**EXERCISE**
Out of all the lines below, count those with the word "ApoE". Give the number only.

**SUPPLIED RECORDS**
════════

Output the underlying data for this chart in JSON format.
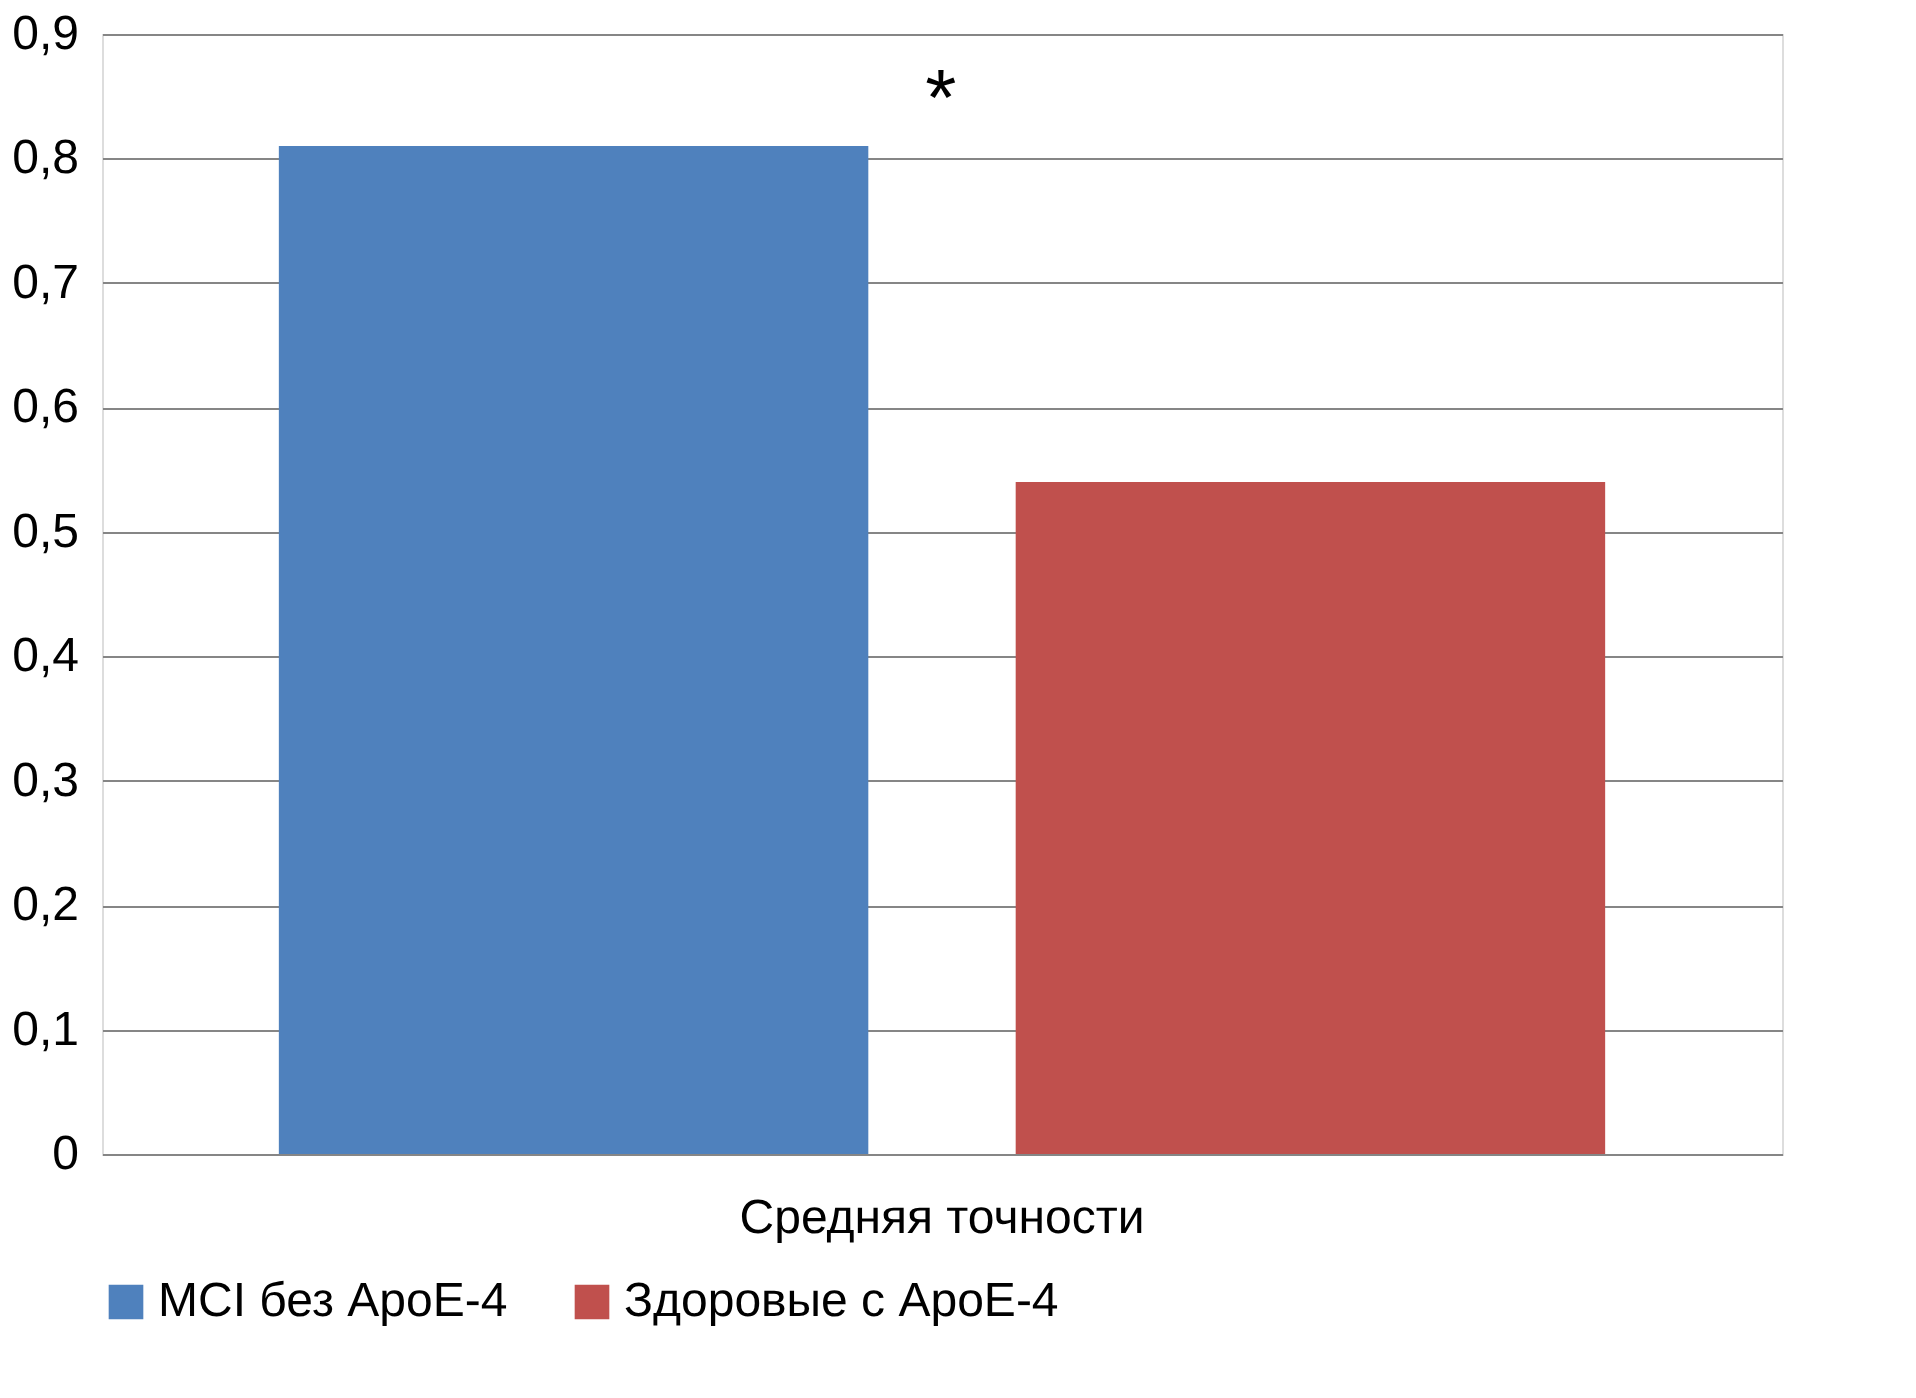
{
  "chart_data": {
    "type": "bar",
    "categories": [
      "Средняя точности"
    ],
    "series": [
      {
        "name": "MCI без ApoE-4",
        "color": "#4f81bd",
        "values": [
          0.81
        ]
      },
      {
        "name": "Здоровые с ApoE-4",
        "color": "#c0504d",
        "values": [
          0.54
        ]
      }
    ],
    "ylim": [
      0,
      0.9
    ],
    "yticks": [
      0,
      {
        "value": 0.1,
        "label": "0,1"
      },
      {
        "value": 0.2,
        "label": "0,2"
      },
      {
        "value": 0.3,
        "label": "0,3"
      },
      {
        "value": 0.4,
        "label": "0,4"
      },
      {
        "value": 0.5,
        "label": "0,5"
      },
      {
        "value": 0.6,
        "label": "0,6"
      },
      {
        "value": 0.7,
        "label": "0,7"
      },
      {
        "value": 0.8,
        "label": "0,8"
      },
      {
        "value": 0.9,
        "label": "0,9"
      }
    ],
    "grid": "y",
    "legend": "bottom",
    "annotations": [
      "*"
    ]
  }
}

════════

**WRITTEN ANSWER**
2